GIVEN PROBLEM A: Write out the spatial layout entries below exactly as they appear, from the first line through the line containing "list-item: • Commended", including both.

++++ EXTRACT PROVIDED

Reviews of previous revisions of this section

December 2009

Summary: A review of this section as it appeared in Wikipedia in December 2009.

Section review

From the Wikipedia article:
According to Latter Day Saint belief, the golden plates (also called the gold plates or in some 19th century literature, the golden Bible)

Wikipedia footnotes:
Use of the terms golden bible and gold Bible by both believers and non-believers dates from the late 1820s. See, for instance, Harris (1859) , p. 167 (use of the term gold Bible by Martin Harris in 1827); Smith (1853) , pp. 102, 109, 113, 145 (use of the term gold Bible in 1827–29 by believing Palmyra neighbors); Grandin (1829) (stating that by 1829 the plates were "generally known and spoken of as the 'Golden Bible'"). Use of these terms has been rare, especially by believers, since the 1830s.

FAIR's analysis:


From the Wikipedia article:
are the source from which Joseph Smith, Jr. translated the Book of Mormon, a sacred text of the faith. Some witnesses described the plates as weighing from 30 to 60 pounds,

Wikipedia footnotes:

  • Anthon (1834) , p. 270; Vogel (2004) , p. 600n65; 601n96. Vogel estimates that solid gold plates of the same dimensions would weigh about 140 pounds.

FAIR's analysis:


From the Wikipedia article:
being golden or brassy in color, and being composed of thin metallic pages engraved on both sides and bound with one or more rings.


FAIR's analysis:


From the Wikipedia article:
Smith said he found the plates on September 22, 1823 at a hill near his home in Manchester, New York after an angel directed him to a buried stone box. The angel at first prevented Smith from taking the plates because he had not followed the angel's instructions. In 1827, on his fourth annual attempt to retrieve the plates, Smith returned home with a heavy object wrapped in a frock, which he then put in a box. Though he allowed others to heft the box, he said that the angel had forbidden him to show the plates to anyone until they had been translated from their original "reformed Egyptian" language. Smith dictated a translation using a seer stone in the bottom of a hat, which he placed over his face to view the words written within the stone.

++++++++
++++ MATERIAL FOR THIS EXERCISE

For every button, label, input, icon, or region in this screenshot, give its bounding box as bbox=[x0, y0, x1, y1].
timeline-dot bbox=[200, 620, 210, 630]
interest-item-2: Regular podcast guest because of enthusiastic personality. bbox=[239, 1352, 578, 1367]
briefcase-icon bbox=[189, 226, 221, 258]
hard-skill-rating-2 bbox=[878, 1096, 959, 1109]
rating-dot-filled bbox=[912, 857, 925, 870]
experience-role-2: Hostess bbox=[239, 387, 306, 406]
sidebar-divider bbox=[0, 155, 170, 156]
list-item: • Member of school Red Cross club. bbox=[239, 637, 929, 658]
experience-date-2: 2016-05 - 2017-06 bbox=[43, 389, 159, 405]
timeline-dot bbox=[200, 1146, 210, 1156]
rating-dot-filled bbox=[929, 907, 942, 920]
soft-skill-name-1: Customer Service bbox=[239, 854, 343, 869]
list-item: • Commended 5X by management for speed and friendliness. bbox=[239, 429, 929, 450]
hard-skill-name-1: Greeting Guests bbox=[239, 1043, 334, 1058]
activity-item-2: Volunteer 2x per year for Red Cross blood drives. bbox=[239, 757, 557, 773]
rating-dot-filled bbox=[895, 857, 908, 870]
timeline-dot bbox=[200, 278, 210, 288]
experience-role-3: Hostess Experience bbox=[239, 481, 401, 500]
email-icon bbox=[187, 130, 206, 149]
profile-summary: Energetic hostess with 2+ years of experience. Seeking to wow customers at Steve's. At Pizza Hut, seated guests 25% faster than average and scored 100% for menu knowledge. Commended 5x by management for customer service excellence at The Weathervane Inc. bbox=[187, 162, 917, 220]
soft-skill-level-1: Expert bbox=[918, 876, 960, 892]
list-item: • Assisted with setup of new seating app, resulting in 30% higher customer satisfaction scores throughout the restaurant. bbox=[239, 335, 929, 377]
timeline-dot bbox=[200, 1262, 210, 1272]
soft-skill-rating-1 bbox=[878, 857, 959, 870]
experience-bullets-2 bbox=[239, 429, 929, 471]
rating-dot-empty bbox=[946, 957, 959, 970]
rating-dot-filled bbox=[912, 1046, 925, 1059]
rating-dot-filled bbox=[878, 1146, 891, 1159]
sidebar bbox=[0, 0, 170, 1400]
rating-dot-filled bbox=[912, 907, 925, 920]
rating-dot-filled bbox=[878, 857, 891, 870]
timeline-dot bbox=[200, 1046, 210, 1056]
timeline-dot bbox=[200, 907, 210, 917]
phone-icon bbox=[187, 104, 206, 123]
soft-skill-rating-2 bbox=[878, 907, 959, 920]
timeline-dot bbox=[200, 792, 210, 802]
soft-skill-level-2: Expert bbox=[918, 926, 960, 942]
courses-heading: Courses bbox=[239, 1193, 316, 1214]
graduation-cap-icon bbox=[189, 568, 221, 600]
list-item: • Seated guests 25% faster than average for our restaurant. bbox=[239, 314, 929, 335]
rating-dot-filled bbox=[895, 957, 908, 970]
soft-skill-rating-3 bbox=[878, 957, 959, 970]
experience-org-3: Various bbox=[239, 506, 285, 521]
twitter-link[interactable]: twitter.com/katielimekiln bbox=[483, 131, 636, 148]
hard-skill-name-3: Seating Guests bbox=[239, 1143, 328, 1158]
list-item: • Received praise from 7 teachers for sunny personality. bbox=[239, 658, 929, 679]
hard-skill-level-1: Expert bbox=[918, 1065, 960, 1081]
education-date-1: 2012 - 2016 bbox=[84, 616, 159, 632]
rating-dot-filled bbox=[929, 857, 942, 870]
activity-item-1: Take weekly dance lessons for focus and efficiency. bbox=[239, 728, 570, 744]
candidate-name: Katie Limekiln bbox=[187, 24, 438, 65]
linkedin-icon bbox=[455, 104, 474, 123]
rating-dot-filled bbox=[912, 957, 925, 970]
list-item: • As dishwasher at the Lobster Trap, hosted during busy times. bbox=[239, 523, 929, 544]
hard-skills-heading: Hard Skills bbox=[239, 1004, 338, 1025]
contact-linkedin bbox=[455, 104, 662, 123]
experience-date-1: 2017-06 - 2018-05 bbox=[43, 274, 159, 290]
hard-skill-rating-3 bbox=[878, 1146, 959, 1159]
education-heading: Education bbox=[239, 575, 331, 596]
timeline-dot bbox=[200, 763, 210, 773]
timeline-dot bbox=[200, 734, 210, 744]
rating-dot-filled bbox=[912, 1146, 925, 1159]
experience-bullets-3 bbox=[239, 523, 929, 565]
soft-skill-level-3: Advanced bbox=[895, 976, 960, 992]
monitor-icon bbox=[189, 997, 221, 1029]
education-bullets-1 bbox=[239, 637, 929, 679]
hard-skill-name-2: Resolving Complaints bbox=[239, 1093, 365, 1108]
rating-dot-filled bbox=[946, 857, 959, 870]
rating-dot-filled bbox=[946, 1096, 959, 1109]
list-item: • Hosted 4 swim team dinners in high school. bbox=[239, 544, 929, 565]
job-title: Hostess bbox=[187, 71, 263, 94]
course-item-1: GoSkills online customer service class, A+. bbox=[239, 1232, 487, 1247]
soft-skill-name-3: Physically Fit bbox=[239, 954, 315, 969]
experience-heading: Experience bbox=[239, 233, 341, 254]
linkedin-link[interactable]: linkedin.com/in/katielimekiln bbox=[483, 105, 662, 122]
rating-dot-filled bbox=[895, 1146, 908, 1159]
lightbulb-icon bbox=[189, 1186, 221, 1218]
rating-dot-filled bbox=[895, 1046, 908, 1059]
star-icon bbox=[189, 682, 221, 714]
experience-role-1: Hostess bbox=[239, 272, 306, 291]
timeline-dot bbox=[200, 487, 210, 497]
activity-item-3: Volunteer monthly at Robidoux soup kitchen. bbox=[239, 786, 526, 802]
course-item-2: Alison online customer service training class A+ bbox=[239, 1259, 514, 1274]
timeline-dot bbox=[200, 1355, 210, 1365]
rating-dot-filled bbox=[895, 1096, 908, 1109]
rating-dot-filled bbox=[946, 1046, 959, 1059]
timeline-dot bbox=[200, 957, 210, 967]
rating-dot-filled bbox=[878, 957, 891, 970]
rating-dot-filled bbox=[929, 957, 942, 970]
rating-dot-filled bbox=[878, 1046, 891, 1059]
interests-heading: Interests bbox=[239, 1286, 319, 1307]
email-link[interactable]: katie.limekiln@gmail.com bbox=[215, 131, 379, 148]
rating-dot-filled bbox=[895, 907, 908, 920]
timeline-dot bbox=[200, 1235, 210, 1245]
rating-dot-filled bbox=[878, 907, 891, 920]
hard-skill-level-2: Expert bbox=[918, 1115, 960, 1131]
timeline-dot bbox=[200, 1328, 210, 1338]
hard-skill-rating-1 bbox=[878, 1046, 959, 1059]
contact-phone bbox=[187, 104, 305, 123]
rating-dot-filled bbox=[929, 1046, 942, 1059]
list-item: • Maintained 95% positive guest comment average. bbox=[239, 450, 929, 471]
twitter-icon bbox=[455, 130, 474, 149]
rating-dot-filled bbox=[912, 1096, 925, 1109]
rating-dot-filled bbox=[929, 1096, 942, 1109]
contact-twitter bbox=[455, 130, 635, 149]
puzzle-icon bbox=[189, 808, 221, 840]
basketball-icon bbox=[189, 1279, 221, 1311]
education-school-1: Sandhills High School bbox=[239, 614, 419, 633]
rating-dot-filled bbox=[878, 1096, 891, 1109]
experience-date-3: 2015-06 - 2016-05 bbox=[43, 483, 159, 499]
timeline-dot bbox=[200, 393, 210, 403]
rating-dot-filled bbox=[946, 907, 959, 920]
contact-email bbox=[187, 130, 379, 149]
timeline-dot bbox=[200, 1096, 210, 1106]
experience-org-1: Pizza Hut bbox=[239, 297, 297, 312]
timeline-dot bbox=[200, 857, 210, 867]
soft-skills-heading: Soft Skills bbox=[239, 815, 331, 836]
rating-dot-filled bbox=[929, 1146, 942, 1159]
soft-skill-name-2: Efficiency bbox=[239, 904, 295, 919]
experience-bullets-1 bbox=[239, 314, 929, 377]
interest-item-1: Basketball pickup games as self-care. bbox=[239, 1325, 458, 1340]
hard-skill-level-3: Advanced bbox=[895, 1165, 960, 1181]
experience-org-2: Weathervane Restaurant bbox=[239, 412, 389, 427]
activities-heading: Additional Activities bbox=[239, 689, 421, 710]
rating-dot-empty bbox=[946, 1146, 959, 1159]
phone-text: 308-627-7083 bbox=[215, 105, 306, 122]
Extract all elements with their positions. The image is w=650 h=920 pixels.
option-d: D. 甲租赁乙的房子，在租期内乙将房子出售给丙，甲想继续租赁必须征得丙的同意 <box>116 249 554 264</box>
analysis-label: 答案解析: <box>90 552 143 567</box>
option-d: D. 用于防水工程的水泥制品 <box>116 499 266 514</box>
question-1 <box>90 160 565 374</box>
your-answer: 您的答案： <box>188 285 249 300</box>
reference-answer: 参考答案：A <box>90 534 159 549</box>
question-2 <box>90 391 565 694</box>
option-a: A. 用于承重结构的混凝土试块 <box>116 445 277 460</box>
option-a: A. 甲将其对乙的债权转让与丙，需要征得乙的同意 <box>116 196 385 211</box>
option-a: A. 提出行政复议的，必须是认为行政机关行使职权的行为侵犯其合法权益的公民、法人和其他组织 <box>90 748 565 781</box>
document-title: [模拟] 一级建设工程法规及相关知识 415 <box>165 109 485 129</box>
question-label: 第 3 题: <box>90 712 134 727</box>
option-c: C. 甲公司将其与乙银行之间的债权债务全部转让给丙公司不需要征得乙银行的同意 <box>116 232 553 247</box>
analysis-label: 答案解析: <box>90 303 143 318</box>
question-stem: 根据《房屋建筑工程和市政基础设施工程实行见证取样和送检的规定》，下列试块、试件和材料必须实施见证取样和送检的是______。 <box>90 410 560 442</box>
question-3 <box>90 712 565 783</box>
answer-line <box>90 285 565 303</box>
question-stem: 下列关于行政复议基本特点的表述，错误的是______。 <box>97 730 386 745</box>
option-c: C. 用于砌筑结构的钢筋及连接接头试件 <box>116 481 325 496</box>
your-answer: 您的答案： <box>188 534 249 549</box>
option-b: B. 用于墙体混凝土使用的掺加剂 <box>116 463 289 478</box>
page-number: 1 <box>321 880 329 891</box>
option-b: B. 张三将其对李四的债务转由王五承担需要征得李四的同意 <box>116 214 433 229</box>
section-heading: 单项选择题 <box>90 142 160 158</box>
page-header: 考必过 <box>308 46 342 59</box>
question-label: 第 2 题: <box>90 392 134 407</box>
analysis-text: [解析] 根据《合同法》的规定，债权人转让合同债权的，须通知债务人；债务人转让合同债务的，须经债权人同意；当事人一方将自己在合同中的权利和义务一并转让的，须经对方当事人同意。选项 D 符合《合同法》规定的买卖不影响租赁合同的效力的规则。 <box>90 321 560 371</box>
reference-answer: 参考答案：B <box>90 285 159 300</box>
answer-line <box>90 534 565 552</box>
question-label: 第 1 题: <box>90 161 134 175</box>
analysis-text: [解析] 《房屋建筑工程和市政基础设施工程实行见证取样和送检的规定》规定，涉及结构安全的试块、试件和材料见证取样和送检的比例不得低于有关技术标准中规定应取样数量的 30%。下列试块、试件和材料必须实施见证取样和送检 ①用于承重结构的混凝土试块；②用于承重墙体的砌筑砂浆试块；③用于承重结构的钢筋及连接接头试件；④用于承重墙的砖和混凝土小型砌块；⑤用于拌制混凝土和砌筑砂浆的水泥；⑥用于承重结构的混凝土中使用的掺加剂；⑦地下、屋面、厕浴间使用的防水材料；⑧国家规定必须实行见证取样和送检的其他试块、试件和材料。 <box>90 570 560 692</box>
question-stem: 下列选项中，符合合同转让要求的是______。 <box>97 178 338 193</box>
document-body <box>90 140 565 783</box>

++++++++

GIVEN PROBLEM B: Repeat word for word the part of the golden plates review above that begins with "Section review" and ends with "the golden Bible)".

EXERCISE OUTPUT A:
For every button, label, input, icon, or region in this screenshot, give its bounding box as bbox=[x0, y0, x1, y1].
timeline-dot bbox=[200, 620, 210, 630]
interest-item-2: Regular podcast guest because of enthusiastic personality. bbox=[239, 1352, 578, 1367]
briefcase-icon bbox=[189, 226, 221, 258]
hard-skill-rating-2 bbox=[878, 1096, 959, 1109]
rating-dot-filled bbox=[912, 857, 925, 870]
experience-role-2: Hostess bbox=[239, 387, 306, 406]
sidebar-divider bbox=[0, 155, 170, 156]
list-item: • Member of school Red Cross club. bbox=[239, 637, 929, 658]
experience-date-2: 2016-05 - 2017-06 bbox=[43, 389, 159, 405]
timeline-dot bbox=[200, 1146, 210, 1156]
rating-dot-filled bbox=[929, 907, 942, 920]
soft-skill-name-1: Customer Service bbox=[239, 854, 343, 869]
list-item: • Commended 5X by management for speed and friendliness. bbox=[239, 429, 929, 450]

EXERCISE OUTPUT B:
Section review

From the Wikipedia article:
According to Latter Day Saint belief, the golden plates (also called the gold plates or in some 19th century literature, the golden Bible)